[Extracted records]
** Start **
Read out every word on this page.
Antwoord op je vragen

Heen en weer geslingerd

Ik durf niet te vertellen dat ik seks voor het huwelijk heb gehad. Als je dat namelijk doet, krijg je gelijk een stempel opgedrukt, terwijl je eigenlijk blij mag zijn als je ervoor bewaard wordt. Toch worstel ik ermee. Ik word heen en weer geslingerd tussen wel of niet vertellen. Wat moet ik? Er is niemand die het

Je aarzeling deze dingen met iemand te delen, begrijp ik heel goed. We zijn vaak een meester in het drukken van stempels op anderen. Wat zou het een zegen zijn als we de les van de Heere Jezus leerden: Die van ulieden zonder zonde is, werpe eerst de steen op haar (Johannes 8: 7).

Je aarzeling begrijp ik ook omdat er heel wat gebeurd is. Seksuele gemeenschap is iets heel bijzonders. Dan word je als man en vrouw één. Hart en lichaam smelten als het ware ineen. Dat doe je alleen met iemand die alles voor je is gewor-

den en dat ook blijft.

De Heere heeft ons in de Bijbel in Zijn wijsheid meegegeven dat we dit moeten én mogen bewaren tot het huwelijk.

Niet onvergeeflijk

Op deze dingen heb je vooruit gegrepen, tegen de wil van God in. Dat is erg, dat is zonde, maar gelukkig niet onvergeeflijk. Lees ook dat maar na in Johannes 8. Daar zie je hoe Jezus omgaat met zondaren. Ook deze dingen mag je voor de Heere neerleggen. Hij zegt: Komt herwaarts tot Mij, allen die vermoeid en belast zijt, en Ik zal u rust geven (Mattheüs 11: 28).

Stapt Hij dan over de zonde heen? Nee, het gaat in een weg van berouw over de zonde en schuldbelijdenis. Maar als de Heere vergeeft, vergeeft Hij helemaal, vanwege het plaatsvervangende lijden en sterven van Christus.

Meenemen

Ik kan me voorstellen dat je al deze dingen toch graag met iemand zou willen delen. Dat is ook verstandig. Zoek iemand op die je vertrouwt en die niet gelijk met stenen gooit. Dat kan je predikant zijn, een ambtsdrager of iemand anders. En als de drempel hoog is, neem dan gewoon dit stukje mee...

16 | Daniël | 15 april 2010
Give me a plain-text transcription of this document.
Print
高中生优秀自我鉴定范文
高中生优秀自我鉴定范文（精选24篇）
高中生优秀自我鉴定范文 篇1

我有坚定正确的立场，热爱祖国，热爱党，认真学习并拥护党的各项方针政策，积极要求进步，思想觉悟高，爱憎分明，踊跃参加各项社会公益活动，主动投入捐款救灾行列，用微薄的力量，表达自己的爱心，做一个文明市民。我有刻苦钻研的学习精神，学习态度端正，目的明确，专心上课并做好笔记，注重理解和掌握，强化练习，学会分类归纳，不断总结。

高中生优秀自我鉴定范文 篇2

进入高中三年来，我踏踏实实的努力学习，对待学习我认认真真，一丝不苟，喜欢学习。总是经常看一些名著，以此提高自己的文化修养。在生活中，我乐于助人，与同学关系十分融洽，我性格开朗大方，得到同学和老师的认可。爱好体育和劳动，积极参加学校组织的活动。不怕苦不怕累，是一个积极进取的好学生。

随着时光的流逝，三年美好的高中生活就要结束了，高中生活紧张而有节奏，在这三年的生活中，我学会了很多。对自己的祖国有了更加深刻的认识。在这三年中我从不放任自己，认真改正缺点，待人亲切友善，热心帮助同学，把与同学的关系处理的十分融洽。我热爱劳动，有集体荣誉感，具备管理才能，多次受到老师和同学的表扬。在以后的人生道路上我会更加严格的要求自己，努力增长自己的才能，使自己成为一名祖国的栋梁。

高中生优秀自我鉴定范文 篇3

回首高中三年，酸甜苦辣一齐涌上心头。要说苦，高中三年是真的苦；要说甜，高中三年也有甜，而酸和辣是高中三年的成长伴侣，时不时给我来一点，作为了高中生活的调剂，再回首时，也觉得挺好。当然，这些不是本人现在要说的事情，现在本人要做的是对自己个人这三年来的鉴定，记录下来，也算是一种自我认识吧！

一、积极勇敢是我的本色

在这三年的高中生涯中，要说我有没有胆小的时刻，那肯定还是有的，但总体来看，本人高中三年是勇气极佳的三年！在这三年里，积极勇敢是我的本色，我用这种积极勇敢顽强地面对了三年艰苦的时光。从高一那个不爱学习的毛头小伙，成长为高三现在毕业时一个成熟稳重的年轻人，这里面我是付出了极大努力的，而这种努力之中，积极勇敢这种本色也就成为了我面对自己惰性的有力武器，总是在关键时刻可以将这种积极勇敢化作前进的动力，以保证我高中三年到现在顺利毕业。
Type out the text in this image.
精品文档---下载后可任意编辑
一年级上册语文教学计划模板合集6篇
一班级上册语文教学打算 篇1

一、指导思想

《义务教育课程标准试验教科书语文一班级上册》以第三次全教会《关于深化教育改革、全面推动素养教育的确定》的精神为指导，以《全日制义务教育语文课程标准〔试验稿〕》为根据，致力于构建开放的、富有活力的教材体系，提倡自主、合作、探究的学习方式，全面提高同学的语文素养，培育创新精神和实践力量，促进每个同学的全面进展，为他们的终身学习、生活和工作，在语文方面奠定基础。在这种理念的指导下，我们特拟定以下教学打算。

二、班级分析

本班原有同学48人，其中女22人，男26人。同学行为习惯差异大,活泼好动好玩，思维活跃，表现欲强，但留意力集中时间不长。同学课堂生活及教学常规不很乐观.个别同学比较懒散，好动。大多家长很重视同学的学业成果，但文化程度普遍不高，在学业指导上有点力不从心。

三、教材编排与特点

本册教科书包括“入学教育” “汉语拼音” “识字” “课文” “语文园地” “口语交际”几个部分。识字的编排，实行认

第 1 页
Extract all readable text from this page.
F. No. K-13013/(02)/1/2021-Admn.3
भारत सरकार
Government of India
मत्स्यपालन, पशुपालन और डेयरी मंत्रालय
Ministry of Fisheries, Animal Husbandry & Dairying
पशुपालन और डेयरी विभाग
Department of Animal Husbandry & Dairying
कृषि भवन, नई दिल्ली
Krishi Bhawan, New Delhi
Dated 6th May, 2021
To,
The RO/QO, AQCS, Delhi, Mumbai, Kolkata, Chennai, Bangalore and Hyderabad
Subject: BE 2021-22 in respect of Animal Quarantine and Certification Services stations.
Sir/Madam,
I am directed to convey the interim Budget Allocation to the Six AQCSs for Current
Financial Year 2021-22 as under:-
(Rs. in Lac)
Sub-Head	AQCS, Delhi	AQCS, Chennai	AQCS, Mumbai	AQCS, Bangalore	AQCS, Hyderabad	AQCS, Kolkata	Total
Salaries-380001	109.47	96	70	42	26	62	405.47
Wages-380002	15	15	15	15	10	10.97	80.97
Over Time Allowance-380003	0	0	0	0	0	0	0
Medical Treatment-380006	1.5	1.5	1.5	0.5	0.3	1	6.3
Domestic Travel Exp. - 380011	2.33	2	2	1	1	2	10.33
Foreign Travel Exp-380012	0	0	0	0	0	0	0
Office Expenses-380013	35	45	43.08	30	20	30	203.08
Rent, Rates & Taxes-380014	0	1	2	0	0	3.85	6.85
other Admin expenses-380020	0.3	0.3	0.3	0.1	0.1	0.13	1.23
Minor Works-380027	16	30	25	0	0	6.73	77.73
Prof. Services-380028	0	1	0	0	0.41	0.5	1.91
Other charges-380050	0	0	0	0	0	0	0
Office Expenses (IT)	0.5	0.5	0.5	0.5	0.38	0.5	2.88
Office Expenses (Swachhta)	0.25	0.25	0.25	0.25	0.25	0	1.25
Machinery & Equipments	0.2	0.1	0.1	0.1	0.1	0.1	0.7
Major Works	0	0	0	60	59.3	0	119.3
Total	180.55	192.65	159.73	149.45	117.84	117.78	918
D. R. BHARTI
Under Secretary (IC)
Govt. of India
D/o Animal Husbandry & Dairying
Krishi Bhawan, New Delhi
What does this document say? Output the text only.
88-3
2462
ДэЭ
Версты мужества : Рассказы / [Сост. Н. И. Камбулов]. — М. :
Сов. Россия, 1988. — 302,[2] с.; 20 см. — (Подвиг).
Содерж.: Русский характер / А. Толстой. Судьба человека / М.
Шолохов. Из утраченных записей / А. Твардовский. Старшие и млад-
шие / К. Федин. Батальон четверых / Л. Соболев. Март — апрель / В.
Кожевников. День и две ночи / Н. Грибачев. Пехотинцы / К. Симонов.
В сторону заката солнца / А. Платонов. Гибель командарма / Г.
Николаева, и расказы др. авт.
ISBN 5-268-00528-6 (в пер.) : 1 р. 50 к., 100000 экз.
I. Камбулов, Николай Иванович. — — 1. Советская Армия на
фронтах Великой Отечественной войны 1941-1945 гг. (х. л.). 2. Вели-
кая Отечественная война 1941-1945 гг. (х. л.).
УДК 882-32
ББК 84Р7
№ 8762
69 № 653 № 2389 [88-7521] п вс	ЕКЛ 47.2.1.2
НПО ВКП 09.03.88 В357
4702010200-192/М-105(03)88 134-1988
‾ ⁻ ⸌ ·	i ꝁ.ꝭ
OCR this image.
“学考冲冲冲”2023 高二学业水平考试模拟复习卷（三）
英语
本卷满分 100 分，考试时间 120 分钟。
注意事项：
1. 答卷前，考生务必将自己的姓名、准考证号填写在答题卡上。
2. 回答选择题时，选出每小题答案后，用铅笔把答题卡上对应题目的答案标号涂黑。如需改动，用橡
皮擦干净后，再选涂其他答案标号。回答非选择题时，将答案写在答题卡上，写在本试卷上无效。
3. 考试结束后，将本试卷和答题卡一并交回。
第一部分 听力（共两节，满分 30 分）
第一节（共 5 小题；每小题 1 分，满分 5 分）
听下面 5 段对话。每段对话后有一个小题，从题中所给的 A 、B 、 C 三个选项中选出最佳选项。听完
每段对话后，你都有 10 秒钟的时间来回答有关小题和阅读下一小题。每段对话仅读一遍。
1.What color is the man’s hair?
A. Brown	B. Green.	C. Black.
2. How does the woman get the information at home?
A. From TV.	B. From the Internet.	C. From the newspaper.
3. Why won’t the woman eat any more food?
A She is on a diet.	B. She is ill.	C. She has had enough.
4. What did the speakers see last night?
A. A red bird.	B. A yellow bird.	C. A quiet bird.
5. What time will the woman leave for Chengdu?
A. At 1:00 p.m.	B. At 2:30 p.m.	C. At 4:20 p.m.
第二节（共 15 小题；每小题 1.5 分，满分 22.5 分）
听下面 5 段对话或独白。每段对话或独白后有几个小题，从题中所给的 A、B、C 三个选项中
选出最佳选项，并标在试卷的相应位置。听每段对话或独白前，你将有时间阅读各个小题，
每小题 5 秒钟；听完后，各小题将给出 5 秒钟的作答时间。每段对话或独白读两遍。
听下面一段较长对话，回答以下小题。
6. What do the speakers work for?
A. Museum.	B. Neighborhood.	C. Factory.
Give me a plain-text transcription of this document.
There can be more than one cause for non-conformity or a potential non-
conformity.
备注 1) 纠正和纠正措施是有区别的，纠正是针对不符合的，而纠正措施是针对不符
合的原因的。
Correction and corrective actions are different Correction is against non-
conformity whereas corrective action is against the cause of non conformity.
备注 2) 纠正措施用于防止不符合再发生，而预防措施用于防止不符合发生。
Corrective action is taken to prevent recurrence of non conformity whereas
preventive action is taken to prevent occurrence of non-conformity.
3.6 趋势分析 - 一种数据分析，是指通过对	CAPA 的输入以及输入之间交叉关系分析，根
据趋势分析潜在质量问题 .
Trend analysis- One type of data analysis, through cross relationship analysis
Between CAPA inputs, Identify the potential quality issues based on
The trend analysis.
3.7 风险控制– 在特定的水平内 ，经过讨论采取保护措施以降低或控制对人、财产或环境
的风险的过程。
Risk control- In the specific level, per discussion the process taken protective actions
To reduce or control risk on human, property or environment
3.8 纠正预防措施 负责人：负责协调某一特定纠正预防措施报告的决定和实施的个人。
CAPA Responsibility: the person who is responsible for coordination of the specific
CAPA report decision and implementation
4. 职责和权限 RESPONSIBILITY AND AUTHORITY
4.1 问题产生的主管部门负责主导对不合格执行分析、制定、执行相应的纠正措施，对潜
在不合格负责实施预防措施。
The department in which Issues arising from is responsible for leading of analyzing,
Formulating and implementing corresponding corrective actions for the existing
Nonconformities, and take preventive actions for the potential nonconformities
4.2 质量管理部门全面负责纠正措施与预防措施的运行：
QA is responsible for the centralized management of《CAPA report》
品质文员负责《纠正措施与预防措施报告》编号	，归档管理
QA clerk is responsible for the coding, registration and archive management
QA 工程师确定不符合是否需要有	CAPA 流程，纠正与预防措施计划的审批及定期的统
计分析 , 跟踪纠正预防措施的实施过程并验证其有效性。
** End **
WHAT YOU HAVE TO DO: Scan the entries above. Copy each line that has the string "高中生优秀自我鉴定范文".

EXERCISE RESULT:
高中生优秀自我鉴定范文
高中生优秀自我鉴定范文（精选24篇）
高中生优秀自我鉴定范文 篇1
高中生优秀自我鉴定范文 篇2
高中生优秀自我鉴定范文 篇3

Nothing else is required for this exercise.